Prompt
Report every line from the material that contains the word "game".

[Data records]
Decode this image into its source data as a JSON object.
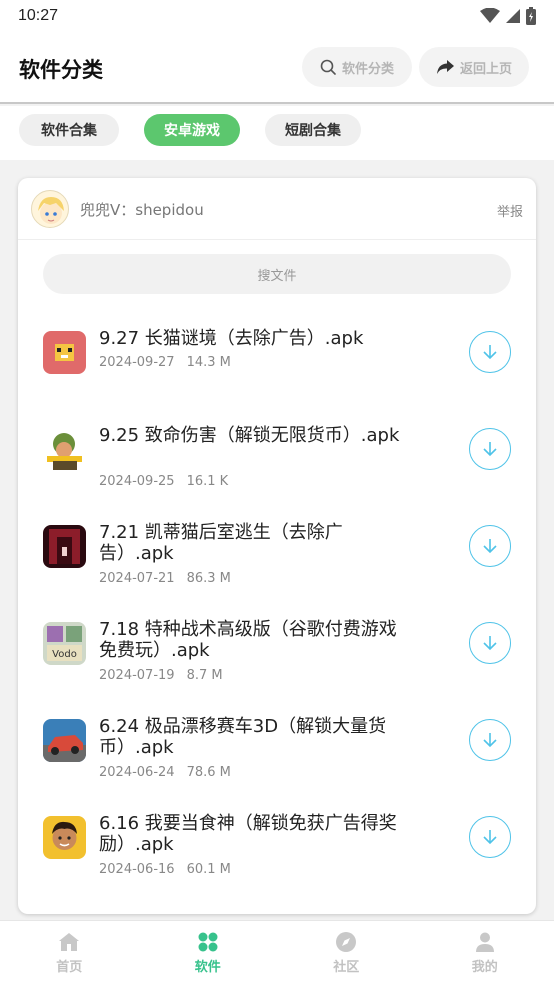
{
  "status_bar": {
    "time": "10:27"
  },
  "header": {
    "title": "软件分类",
    "search_label": "软件分类",
    "back_label": "返回上页"
  },
  "tabs": [
    {
      "label": "软件合集",
      "active": false
    },
    {
      "label": "安卓游戏",
      "active": true
    },
    {
      "label": "短剧合集",
      "active": false
    }
  ],
  "owner": {
    "name": "兜兜V：shepidou",
    "report_label": "举报"
  },
  "search": {
    "placeholder": "搜文件"
  },
  "files": [
    {
      "name": "9.27 长猫谜境（去除广告）.apk",
      "date": "2024-09-27",
      "size": "14.3 M",
      "icon": "cat-game-icon",
      "color": "#e06a6a"
    },
    {
      "name": "9.25 致命伤害（解锁无限货币）.apk",
      "date": "2024-09-25",
      "size": "16.1 K",
      "icon": "soldier-game-icon",
      "color": "#6b8f3a"
    },
    {
      "name": "7.21 凯蒂猫后室逃生（去除广告）.apk",
      "date": "2024-07-21",
      "size": "86.3 M",
      "icon": "backroom-game-icon",
      "color": "#8c1d2a"
    },
    {
      "name": "7.18 特种战术高级版（谷歌付费游戏免费玩）.apk",
      "date": "2024-07-19",
      "size": "8.7 M",
      "icon": "vodo-game-icon",
      "color": "#7aa27a"
    },
    {
      "name": "6.24 极品漂移赛车3D（解锁大量货币）.apk",
      "date": "2024-06-24",
      "size": "78.6 M",
      "icon": "racing-game-icon",
      "color": "#d84a3a"
    },
    {
      "name": "6.16 我要当食神（解锁免获广告得奖励）.apk",
      "date": "2024-06-16",
      "size": "60.1 M",
      "icon": "chef-game-icon",
      "color": "#f2c02e"
    }
  ],
  "bottom_nav": [
    {
      "label": "首页",
      "icon": "home-icon",
      "active": false
    },
    {
      "label": "软件",
      "icon": "grid-icon",
      "active": true
    },
    {
      "label": "社区",
      "icon": "compass-icon",
      "active": false
    },
    {
      "label": "我的",
      "icon": "user-icon",
      "active": false
    }
  ],
  "colors": {
    "accent": "#5cc76e",
    "download": "#4fc3e8",
    "nav_active": "#37c28c"
  }
}
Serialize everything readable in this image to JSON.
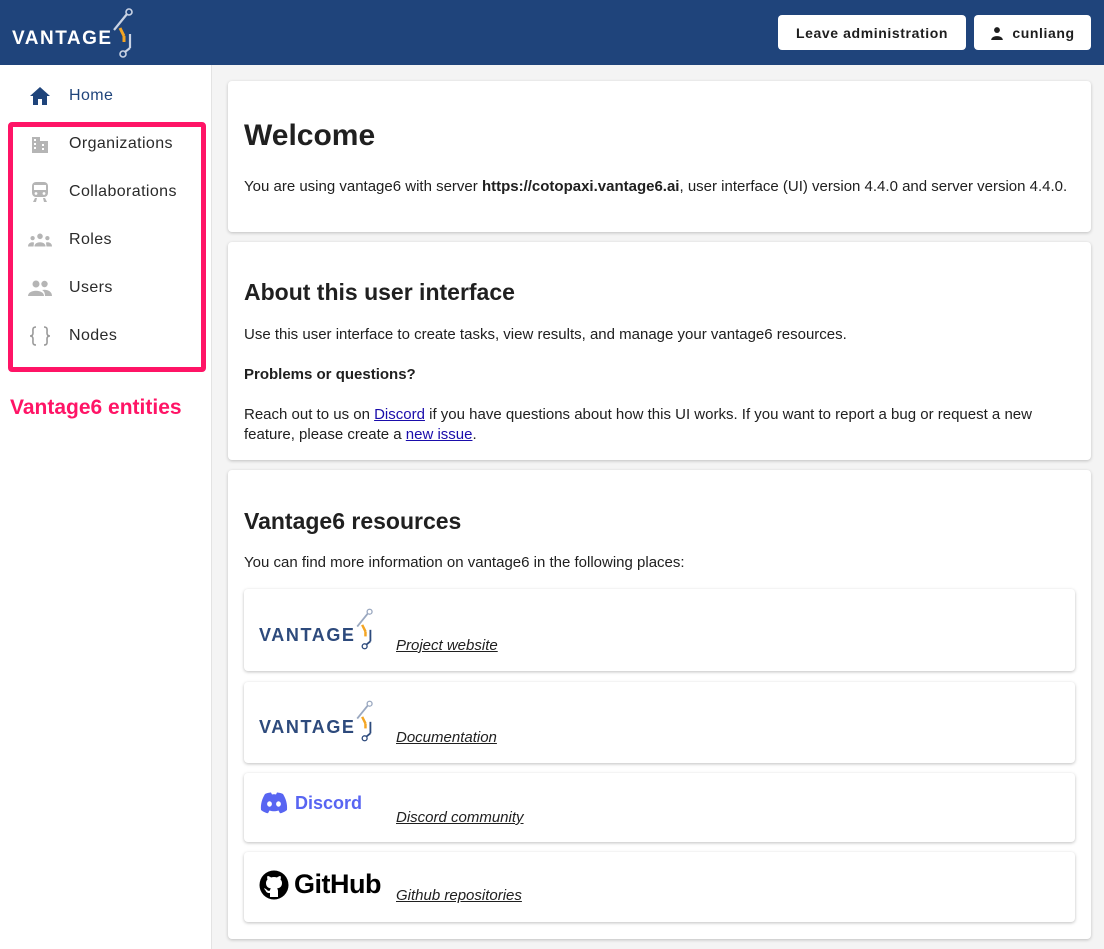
{
  "header": {
    "logo_text": "VANTAGE",
    "leave_button": "Leave administration",
    "user_button": "cunliang"
  },
  "sidebar": {
    "items": [
      {
        "label": "Home",
        "icon": "home-icon",
        "active": true
      },
      {
        "label": "Organizations",
        "icon": "building-icon"
      },
      {
        "label": "Collaborations",
        "icon": "train-icon"
      },
      {
        "label": "Roles",
        "icon": "groups-icon"
      },
      {
        "label": "Users",
        "icon": "people-icon"
      },
      {
        "label": "Nodes",
        "icon": "braces-icon"
      }
    ],
    "annotation": "Vantage6 entities",
    "annotation_color": "#ff1466"
  },
  "welcome": {
    "title": "Welcome",
    "text_prefix": "You are using vantage6 with server ",
    "server": "https://cotopaxi.vantage6.ai",
    "text_mid": ", user interface (UI) version 4.4.0 and server version 4.4.0."
  },
  "about": {
    "title": "About this user interface",
    "intro": "Use this user interface to create tasks, view results, and manage your vantage6 resources.",
    "problems_heading": "Problems or questions?",
    "reach_prefix": "Reach out to us on ",
    "discord_link": "Discord",
    "reach_mid": " if you have questions about how this UI works. If you want to report a bug or request a new feature, please create a ",
    "issue_link": "new issue",
    "reach_suffix": "."
  },
  "resources": {
    "title": "Vantage6 resources",
    "intro": "You can find more information on vantage6 in the following places:",
    "items": [
      {
        "logo": "VANTAGE",
        "link": "Project website"
      },
      {
        "logo": "VANTAGE",
        "link": "Documentation"
      },
      {
        "logo": "Discord",
        "link": "Discord community"
      },
      {
        "logo": "GitHub",
        "link": "Github repositories"
      }
    ]
  },
  "colors": {
    "header": "#1f447b",
    "accent_orange": "#f4a523",
    "link": "#1a0dab"
  }
}
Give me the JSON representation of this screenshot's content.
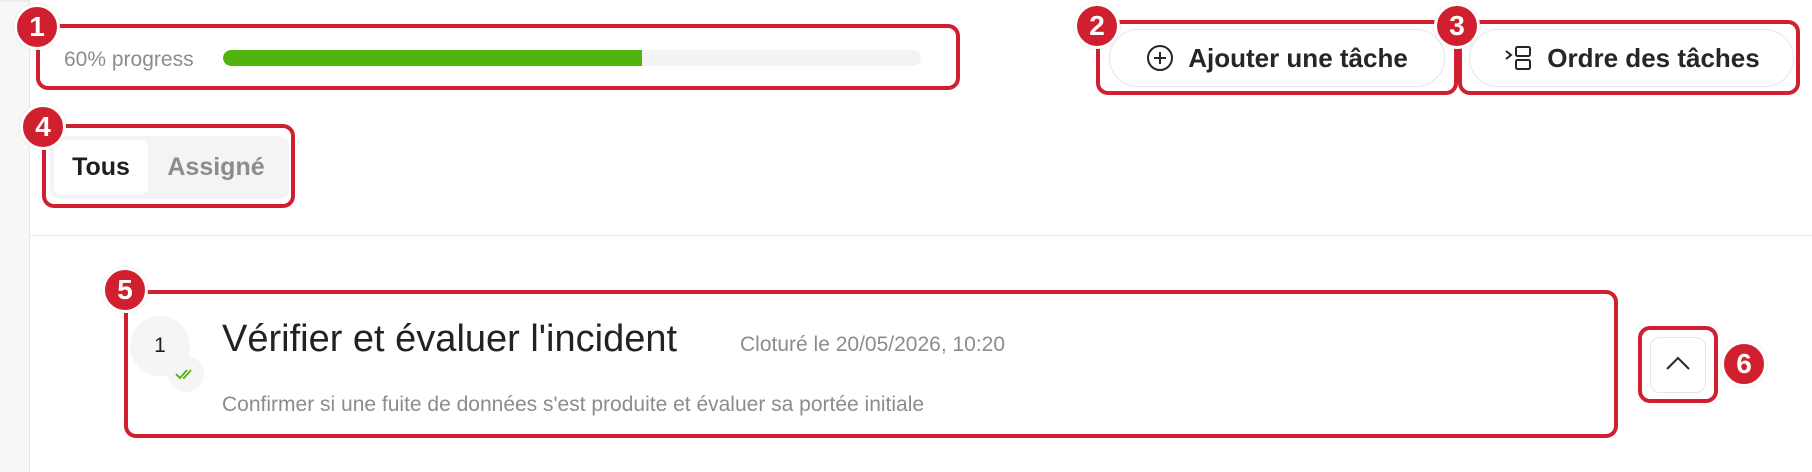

Completed task
      "icon": "cat-game-icon",
      "icon": "soldier-game-icon",
      "icon": "backroom-game-icon",
      "icon": "vodo-game-icon",
      "icon": "racing-game-icon",
      "icon": "chef-game-icon",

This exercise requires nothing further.